## Dataset
──────────

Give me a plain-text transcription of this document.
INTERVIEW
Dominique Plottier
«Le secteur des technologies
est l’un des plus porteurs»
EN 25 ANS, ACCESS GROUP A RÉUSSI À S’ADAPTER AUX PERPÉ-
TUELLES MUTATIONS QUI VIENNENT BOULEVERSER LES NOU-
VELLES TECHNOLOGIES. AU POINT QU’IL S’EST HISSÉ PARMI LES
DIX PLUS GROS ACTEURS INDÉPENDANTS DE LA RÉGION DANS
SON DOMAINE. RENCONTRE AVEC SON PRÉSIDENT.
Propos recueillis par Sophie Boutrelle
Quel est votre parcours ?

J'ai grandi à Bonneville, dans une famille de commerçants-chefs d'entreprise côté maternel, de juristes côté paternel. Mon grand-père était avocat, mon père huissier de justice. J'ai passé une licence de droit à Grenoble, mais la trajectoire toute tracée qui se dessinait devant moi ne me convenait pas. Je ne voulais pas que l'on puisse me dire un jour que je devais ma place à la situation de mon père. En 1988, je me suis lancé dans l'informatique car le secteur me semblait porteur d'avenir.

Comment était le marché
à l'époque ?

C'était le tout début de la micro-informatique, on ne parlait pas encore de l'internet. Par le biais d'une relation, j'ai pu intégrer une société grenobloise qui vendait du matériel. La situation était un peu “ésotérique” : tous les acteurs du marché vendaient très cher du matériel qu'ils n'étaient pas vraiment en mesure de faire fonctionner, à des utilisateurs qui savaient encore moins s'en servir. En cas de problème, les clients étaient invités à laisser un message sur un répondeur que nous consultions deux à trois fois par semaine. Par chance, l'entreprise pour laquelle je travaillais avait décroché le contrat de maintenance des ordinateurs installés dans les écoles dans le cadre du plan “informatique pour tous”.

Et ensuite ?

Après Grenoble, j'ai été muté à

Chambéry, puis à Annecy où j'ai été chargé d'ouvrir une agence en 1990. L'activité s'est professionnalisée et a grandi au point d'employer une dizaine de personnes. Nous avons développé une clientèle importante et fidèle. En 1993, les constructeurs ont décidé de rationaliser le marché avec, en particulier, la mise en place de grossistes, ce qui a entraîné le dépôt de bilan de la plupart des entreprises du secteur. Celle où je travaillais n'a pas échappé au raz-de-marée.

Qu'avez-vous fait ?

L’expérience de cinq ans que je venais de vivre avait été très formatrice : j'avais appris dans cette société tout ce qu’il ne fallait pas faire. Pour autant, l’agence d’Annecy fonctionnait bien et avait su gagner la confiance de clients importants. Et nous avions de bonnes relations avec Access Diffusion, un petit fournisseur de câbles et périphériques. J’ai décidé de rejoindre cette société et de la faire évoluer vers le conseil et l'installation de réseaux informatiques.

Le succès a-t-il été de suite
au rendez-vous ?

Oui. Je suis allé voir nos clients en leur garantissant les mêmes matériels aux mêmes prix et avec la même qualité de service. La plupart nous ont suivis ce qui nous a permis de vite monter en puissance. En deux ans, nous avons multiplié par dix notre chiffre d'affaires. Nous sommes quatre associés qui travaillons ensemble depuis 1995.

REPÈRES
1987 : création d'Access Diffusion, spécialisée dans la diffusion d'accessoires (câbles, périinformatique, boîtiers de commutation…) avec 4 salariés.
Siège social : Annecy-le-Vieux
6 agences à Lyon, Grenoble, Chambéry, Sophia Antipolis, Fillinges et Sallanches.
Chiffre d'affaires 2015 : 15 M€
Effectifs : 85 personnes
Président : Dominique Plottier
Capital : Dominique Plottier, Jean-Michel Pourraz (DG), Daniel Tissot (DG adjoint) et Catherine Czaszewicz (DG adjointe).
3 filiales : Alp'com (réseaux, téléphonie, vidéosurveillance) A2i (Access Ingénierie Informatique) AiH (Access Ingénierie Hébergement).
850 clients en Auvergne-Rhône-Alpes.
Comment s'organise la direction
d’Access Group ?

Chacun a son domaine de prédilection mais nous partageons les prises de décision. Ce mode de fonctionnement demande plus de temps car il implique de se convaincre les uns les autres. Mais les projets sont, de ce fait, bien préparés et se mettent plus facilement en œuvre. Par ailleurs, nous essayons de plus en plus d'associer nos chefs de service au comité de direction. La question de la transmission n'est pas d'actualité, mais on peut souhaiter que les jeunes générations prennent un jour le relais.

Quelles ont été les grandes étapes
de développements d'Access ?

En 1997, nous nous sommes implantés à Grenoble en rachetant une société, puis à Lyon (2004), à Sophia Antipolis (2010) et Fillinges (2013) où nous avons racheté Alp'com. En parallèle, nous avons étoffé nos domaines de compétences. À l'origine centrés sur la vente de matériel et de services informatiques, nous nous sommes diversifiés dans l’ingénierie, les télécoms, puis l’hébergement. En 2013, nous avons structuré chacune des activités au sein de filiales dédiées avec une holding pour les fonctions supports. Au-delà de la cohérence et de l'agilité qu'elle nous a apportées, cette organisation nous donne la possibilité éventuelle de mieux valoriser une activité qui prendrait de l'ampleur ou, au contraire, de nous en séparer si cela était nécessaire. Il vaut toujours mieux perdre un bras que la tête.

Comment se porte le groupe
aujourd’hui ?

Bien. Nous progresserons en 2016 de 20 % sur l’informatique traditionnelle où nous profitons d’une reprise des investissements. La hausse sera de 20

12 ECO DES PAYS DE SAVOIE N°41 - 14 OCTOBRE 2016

──────────

## Job
Go through the records and copy each line with "Dominique" in it.

## Correct answer
Dominique Plottier
Président : Dominique Plottier
Capital : Dominique Plottier, Jean-Michel Pourraz (DG), Daniel Tissot (DG adjoint) et Catherine Czaszewicz (DG adjointe).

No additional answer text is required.